What is asked -> From the listing below, pull out every line where the string "frequency" appears.

Data in this exercise ->

= = = = =

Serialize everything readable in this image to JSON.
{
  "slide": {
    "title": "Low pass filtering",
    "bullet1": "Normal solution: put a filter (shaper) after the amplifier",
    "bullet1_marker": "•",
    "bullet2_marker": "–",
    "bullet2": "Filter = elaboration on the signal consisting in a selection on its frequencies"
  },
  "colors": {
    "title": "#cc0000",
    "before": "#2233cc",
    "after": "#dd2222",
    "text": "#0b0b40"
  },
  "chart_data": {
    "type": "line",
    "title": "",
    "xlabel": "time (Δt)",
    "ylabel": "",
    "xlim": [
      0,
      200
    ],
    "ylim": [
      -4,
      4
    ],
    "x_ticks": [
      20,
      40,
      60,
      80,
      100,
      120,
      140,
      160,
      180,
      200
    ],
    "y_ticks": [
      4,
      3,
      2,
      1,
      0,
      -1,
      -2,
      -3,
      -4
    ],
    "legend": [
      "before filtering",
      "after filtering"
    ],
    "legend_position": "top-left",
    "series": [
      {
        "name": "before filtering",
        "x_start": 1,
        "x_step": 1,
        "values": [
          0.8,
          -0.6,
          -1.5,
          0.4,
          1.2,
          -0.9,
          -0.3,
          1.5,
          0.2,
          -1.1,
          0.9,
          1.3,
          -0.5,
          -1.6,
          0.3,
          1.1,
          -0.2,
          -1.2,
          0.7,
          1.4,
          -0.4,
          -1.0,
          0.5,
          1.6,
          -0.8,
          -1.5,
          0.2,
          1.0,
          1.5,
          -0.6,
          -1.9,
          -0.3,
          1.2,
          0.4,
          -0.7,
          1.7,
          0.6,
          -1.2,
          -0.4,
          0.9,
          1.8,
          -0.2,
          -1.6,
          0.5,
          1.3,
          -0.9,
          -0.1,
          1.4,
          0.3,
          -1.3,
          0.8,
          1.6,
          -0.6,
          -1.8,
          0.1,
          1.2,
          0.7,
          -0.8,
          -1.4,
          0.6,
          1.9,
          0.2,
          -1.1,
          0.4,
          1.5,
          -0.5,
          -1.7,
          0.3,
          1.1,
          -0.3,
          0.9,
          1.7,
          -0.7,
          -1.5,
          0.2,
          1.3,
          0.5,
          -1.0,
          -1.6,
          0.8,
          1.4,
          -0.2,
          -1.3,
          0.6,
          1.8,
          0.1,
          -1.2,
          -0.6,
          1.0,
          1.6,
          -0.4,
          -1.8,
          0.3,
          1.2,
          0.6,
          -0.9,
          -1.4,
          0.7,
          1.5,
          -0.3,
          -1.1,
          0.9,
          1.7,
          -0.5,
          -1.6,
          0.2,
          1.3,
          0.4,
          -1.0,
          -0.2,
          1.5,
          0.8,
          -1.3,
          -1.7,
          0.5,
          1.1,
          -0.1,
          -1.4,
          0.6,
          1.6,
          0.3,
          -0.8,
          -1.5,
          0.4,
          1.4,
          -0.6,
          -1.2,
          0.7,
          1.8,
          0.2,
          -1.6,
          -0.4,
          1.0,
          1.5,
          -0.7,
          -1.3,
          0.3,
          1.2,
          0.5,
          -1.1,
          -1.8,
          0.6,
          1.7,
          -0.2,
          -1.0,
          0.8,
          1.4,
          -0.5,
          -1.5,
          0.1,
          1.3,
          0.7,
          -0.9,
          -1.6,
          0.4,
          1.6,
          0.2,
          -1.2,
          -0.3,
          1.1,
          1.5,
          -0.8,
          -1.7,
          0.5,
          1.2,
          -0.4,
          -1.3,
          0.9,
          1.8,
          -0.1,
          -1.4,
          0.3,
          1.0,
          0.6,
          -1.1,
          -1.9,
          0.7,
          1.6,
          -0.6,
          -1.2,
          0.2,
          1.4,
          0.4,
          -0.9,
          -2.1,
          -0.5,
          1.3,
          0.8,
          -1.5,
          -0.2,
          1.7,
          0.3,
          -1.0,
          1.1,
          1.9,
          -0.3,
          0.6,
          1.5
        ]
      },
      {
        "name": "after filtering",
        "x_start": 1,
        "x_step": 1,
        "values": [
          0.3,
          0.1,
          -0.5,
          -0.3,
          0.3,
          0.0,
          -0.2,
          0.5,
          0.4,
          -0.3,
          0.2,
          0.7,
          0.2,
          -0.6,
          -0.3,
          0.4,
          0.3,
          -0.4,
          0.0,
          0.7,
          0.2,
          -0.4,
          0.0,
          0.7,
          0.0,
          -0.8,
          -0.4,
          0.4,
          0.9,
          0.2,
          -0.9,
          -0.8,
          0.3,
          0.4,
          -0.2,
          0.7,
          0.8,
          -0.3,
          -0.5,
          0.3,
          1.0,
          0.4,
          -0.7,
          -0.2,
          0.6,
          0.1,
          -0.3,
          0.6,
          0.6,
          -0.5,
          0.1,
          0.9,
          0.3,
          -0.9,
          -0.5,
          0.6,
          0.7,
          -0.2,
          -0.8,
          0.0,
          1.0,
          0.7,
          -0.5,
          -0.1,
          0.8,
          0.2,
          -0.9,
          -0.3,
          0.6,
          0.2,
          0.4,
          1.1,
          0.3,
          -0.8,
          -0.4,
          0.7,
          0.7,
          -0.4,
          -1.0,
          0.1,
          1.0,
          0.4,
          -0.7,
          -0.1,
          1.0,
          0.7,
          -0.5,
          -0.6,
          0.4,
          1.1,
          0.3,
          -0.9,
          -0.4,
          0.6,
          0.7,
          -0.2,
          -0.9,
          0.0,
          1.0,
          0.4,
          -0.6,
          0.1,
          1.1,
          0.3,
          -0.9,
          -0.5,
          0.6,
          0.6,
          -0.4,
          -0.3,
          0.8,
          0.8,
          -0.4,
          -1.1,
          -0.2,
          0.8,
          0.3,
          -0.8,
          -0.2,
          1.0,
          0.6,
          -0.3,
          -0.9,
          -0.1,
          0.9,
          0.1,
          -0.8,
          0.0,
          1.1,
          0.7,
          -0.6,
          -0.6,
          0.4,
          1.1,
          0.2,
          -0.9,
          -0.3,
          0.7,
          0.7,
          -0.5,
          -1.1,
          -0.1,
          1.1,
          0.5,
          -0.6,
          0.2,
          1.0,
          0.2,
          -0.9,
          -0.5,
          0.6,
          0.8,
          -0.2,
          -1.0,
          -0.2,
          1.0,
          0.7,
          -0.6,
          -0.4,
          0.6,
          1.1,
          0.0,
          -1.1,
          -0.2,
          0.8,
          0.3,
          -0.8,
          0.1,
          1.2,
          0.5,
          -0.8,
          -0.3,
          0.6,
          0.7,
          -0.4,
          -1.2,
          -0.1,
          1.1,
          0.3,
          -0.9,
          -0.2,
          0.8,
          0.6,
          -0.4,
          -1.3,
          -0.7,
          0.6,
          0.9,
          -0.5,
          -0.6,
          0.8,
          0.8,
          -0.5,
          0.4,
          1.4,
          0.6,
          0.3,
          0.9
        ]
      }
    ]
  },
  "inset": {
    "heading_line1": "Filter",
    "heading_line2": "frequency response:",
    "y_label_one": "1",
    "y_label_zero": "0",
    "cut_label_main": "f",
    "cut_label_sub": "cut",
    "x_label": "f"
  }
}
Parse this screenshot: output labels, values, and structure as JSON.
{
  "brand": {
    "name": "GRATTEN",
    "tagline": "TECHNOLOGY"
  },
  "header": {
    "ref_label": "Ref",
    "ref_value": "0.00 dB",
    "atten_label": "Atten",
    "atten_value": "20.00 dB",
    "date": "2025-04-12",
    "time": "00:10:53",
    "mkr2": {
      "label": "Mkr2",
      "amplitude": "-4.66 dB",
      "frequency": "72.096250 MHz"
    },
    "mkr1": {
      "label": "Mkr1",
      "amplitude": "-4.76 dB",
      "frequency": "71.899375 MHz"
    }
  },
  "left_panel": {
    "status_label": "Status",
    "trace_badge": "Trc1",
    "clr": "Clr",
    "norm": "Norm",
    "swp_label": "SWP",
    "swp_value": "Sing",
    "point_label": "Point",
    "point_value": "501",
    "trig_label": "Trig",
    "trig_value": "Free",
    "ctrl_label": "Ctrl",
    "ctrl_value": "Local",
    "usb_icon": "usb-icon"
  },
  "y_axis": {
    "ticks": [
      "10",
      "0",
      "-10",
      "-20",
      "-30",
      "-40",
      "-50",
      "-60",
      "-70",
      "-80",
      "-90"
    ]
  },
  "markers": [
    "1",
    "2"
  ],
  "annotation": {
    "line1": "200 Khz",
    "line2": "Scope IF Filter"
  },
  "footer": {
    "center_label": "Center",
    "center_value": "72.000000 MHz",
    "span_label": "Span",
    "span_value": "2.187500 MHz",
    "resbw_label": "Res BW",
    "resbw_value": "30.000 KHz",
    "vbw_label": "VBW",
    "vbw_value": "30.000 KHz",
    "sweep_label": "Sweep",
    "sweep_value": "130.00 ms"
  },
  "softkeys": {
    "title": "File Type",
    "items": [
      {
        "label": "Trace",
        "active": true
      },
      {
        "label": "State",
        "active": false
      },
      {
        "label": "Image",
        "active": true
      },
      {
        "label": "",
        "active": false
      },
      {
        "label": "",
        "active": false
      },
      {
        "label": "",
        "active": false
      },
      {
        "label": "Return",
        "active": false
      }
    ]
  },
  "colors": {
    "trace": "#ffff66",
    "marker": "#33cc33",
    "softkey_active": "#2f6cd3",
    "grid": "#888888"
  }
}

= = = = =

Task answer ->
    "heading_line2": "frequency response:",
      "frequency": "72.096250 MHz"
      "frequency": "71.899375 MHz"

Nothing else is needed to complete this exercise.